# [Input rows]
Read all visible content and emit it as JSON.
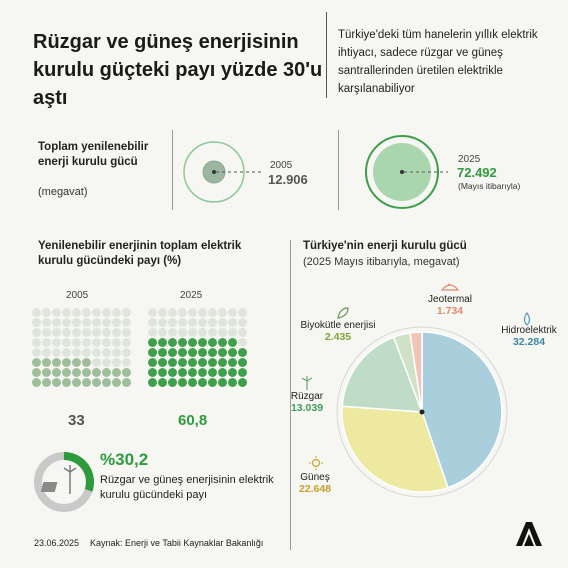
{
  "header": {
    "title": "Rüzgar ve güneş enerjisinin kurulu güçteki payı yüzde 30'u aştı",
    "intro": "Türkiye'deki tüm hanelerin yıllık elektrik ihtiyacı, sadece rüzgar ve güneş santrallerinden üretilen elektrikle karşılanabiliyor"
  },
  "capacity": {
    "title": "Toplam yenilenebilir enerji kurulu gücü",
    "unit": "(megavat)",
    "y2005": {
      "year": "2005",
      "value": "12.906"
    },
    "y2025": {
      "year": "2025",
      "value": "72.492",
      "note": "(Mayıs itibarıyla)"
    }
  },
  "share": {
    "title": "Yenilenebilir enerjinin toplam elektrik kurulu gücündeki payı (%)",
    "y2005": {
      "year": "2005",
      "value": "33"
    },
    "y2025": {
      "year": "2025",
      "value": "60,8"
    },
    "highlight": {
      "value": "%30,2",
      "label": "Rüzgar ve güneş enerjisinin elektrik kurulu gücündeki payı"
    }
  },
  "pie": {
    "title": "Türkiye'nin enerji kurulu gücü",
    "subtitle": "(2025 Mayıs itibarıyla, megavat)"
  },
  "chart_data": [
    {
      "type": "scatter",
      "title": "Toplam yenilenebilir enerji kurulu gücü",
      "categories": [
        "2005",
        "2025"
      ],
      "values": [
        12906,
        72492
      ],
      "unit": "megavat"
    },
    {
      "type": "bar",
      "title": "Yenilenebilir enerjinin toplam elektrik kurulu gücündeki payı (%)",
      "categories": [
        "2005",
        "2025"
      ],
      "values": [
        33,
        60.8
      ],
      "ylim": [
        0,
        100
      ]
    },
    {
      "type": "pie",
      "title": "Türkiye'nin enerji kurulu gücü",
      "subtitle": "(2025 Mayıs itibarıyla, megavat)",
      "slices": [
        {
          "label": "Hidroelektrik",
          "value": 32284,
          "display": "32.284",
          "color": "#a9cfdc"
        },
        {
          "label": "Güneş",
          "value": 22648,
          "display": "22.648",
          "color": "#ede9a0"
        },
        {
          "label": "Rüzgar",
          "value": 13039,
          "display": "13.039",
          "color": "#bfdcc7"
        },
        {
          "label": "Biyokütle enerjisi",
          "value": 2435,
          "display": "2.435",
          "color": "#cfe1c7"
        },
        {
          "label": "Jeotermal",
          "value": 1734,
          "display": "1.734",
          "color": "#f0c4b8"
        }
      ]
    }
  ],
  "footer": {
    "date": "23.06.2025",
    "source": "Kaynak: Enerji ve Tabii Kaynaklar Bakanlığı",
    "logo": "AA"
  },
  "colors": {
    "green": "#2e9a3e",
    "light_green": "#c3dcc0",
    "grey": "#777777"
  }
}
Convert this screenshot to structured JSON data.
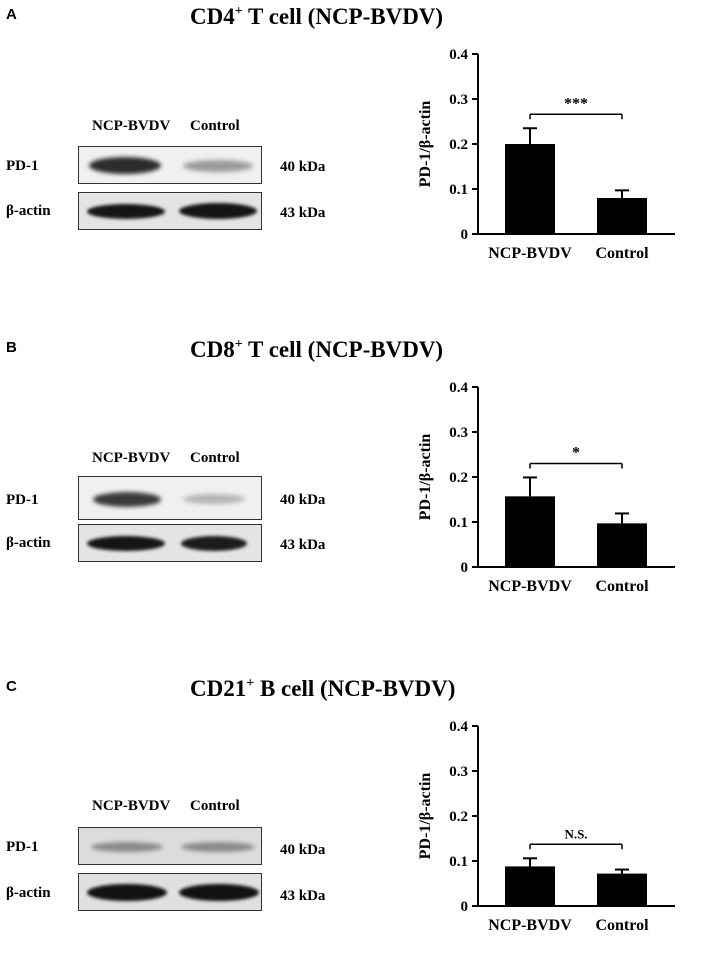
{
  "panels": [
    {
      "letter": "A",
      "title_cell": "CD4",
      "title_sup": "+",
      "title_rest": " T cell (NCP-BVDV)",
      "lane_labels": [
        "NCP-BVDV",
        "Control"
      ],
      "row_labels": [
        "PD-1",
        "β-actin"
      ],
      "kda_labels": [
        "40 kDa",
        "43 kDa"
      ]
    },
    {
      "letter": "B",
      "title_cell": "CD8",
      "title_sup": "+",
      "title_rest": " T cell (NCP-BVDV)",
      "lane_labels": [
        "NCP-BVDV",
        "Control"
      ],
      "row_labels": [
        "PD-1",
        "β-actin"
      ],
      "kda_labels": [
        "40 kDa",
        "43 kDa"
      ]
    },
    {
      "letter": "C",
      "title_cell": "CD21",
      "title_sup": "+",
      "title_rest": " B cell (NCP-BVDV)",
      "lane_labels": [
        "NCP-BVDV",
        "Control"
      ],
      "row_labels": [
        "PD-1",
        "β-actin"
      ],
      "kda_labels": [
        "40 kDa",
        "43 kDa"
      ]
    }
  ],
  "chart_data": [
    {
      "type": "bar",
      "categories": [
        "NCP-BVDV",
        "Control"
      ],
      "values": [
        0.2,
        0.08
      ],
      "errors": [
        0.035,
        0.017
      ],
      "ylabel": "PD-1/β-actin",
      "ylim": [
        0,
        0.4
      ],
      "yticks": [
        "0",
        "0.1",
        "0.2",
        "0.3",
        "0.4"
      ],
      "significance": "***",
      "bar_color": "#000000"
    },
    {
      "type": "bar",
      "categories": [
        "NCP-BVDV",
        "Control"
      ],
      "values": [
        0.157,
        0.097
      ],
      "errors": [
        0.042,
        0.022
      ],
      "ylabel": "PD-1/β-actin",
      "ylim": [
        0,
        0.4
      ],
      "yticks": [
        "0",
        "0.1",
        "0.2",
        "0.3",
        "0.4"
      ],
      "significance": "*",
      "bar_color": "#000000"
    },
    {
      "type": "bar",
      "categories": [
        "NCP-BVDV",
        "Control"
      ],
      "values": [
        0.088,
        0.072
      ],
      "errors": [
        0.018,
        0.009
      ],
      "ylabel": "PD-1/β-actin",
      "ylim": [
        0,
        0.4
      ],
      "yticks": [
        "0",
        "0.1",
        "0.2",
        "0.3",
        "0.4"
      ],
      "significance": "N.S.",
      "bar_color": "#000000"
    }
  ]
}
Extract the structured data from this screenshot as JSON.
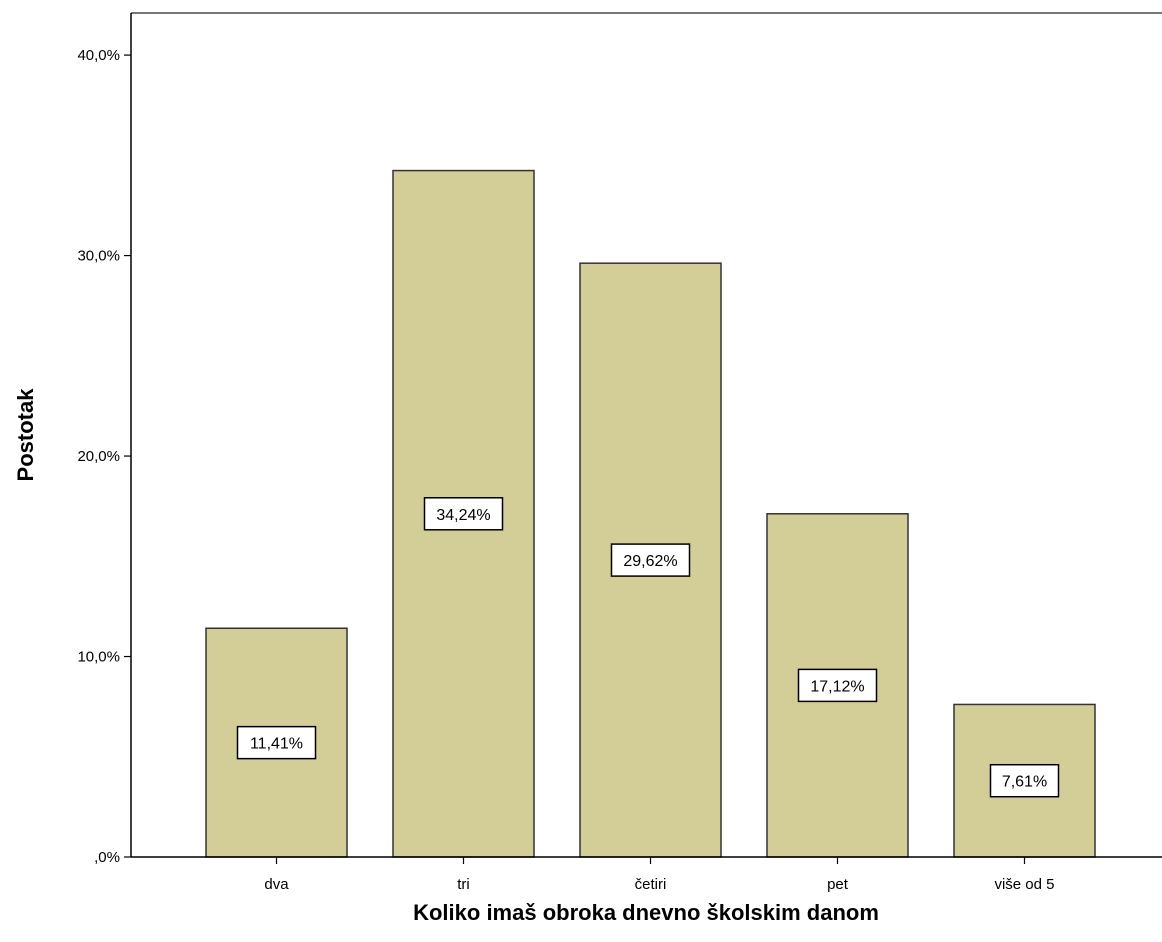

# [What you are asked to do]
The data should be printed again unchanged; leave its pictures out.

# [Reply]
Read all visible content and emit it as JSON.
{
  "header": {
    "title": "Rüzgar ve güneş enerjisinin kurulu güçteki payı yüzde 30'u aştı",
    "intro": "Türkiye'deki tüm hanelerin yıllık elektrik ihtiyacı, sadece rüzgar ve güneş santrallerinden üretilen elektrikle karşılanabiliyor"
  },
  "capacity": {
    "title": "Toplam yenilenebilir enerji kurulu gücü",
    "unit": "(megavat)",
    "y2005": {
      "year": "2005",
      "value": "12.906"
    },
    "y2025": {
      "year": "2025",
      "value": "72.492",
      "note": "(Mayıs itibarıyla)"
    }
  },
  "share": {
    "title": "Yenilenebilir enerjinin toplam elektrik kurulu gücündeki payı (%)",
    "y2005": {
      "year": "2005",
      "value": "33"
    },
    "y2025": {
      "year": "2025",
      "value": "60,8"
    },
    "highlight": {
      "value": "%30,2",
      "label": "Rüzgar ve güneş enerjisinin elektrik kurulu gücündeki payı"
    }
  },
  "pie": {
    "title": "Türkiye'nin enerji kurulu gücü",
    "subtitle": "(2025 Mayıs itibarıyla, megavat)"
  },
  "chart_data": [
    {
      "type": "scatter",
      "title": "Toplam yenilenebilir enerji kurulu gücü",
      "categories": [
        "2005",
        "2025"
      ],
      "values": [
        12906,
        72492
      ],
      "unit": "megavat"
    },
    {
      "type": "bar",
      "title": "Yenilenebilir enerjinin toplam elektrik kurulu gücündeki payı (%)",
      "categories": [
        "2005",
        "2025"
      ],
      "values": [
        33,
        60.8
      ],
      "ylim": [
        0,
        100
      ]
    },
    {
      "type": "pie",
      "title": "Türkiye'nin enerji kurulu gücü",
      "subtitle": "(2025 Mayıs itibarıyla, megavat)",
      "slices": [
        {
          "label": "Hidroelektrik",
          "value": 32284,
          "display": "32.284",
          "color": "#a9cfdc"
        },
        {
          "label": "Güneş",
          "value": 22648,
          "display": "22.648",
          "color": "#ede9a0"
        },
        {
          "label": "Rüzgar",
          "value": 13039,
          "display": "13.039",
          "color": "#bfdcc7"
        },
        {
          "label": "Biyokütle enerjisi",
          "value": 2435,
          "display": "2.435",
          "color": "#cfe1c7"
        },
        {
          "label": "Jeotermal",
          "value": 1734,
          "display": "1.734",
          "color": "#f0c4b8"
        }
      ]
    }
  ],
  "footer": {
    "date": "23.06.2025",
    "source": "Kaynak: Enerji ve Tabii Kaynaklar Bakanlığı",
    "logo": "AA"
  },
  "colors": {
    "green": "#2e9a3e",
    "light_green": "#c3dcc0",
    "grey": "#777777"
  }
}
Convert this screenshot to structured JSON data.
{
  "panels": [
    {
      "letter": "A",
      "title_cell": "CD4",
      "title_sup": "+",
      "title_rest": " T cell (NCP-BVDV)",
      "lane_labels": [
        "NCP-BVDV",
        "Control"
      ],
      "row_labels": [
        "PD-1",
        "β-actin"
      ],
      "kda_labels": [
        "40 kDa",
        "43 kDa"
      ]
    },
    {
      "letter": "B",
      "title_cell": "CD8",
      "title_sup": "+",
      "title_rest": " T cell (NCP-BVDV)",
      "lane_labels": [
        "NCP-BVDV",
        "Control"
      ],
      "row_labels": [
        "PD-1",
        "β-actin"
      ],
      "kda_labels": [
        "40 kDa",
        "43 kDa"
      ]
    },
    {
      "letter": "C",
      "title_cell": "CD21",
      "title_sup": "+",
      "title_rest": " B cell (NCP-BVDV)",
      "lane_labels": [
        "NCP-BVDV",
        "Control"
      ],
      "row_labels": [
        "PD-1",
        "β-actin"
      ],
      "kda_labels": [
        "40 kDa",
        "43 kDa"
      ]
    }
  ],
  "chart_data": [
    {
      "type": "bar",
      "categories": [
        "NCP-BVDV",
        "Control"
      ],
      "values": [
        0.2,
        0.08
      ],
      "errors": [
        0.035,
        0.017
      ],
      "ylabel": "PD-1/β-actin",
      "ylim": [
        0,
        0.4
      ],
      "yticks": [
        "0",
        "0.1",
        "0.2",
        "0.3",
        "0.4"
      ],
      "significance": "***",
      "bar_color": "#000000"
    },
    {
      "type": "bar",
      "categories": [
        "NCP-BVDV",
        "Control"
      ],
      "values": [
        0.157,
        0.097
      ],
      "errors": [
        0.042,
        0.022
      ],
      "ylabel": "PD-1/β-actin",
      "ylim": [
        0,
        0.4
      ],
      "yticks": [
        "0",
        "0.1",
        "0.2",
        "0.3",
        "0.4"
      ],
      "significance": "*",
      "bar_color": "#000000"
    },
    {
      "type": "bar",
      "categories": [
        "NCP-BVDV",
        "Control"
      ],
      "values": [
        0.088,
        0.072
      ],
      "errors": [
        0.018,
        0.009
      ],
      "ylabel": "PD-1/β-actin",
      "ylim": [
        0,
        0.4
      ],
      "yticks": [
        "0",
        "0.1",
        "0.2",
        "0.3",
        "0.4"
      ],
      "significance": "N.S.",
      "bar_color": "#000000"
    }
  ]
}
Extract the structured data from this screenshot as JSON.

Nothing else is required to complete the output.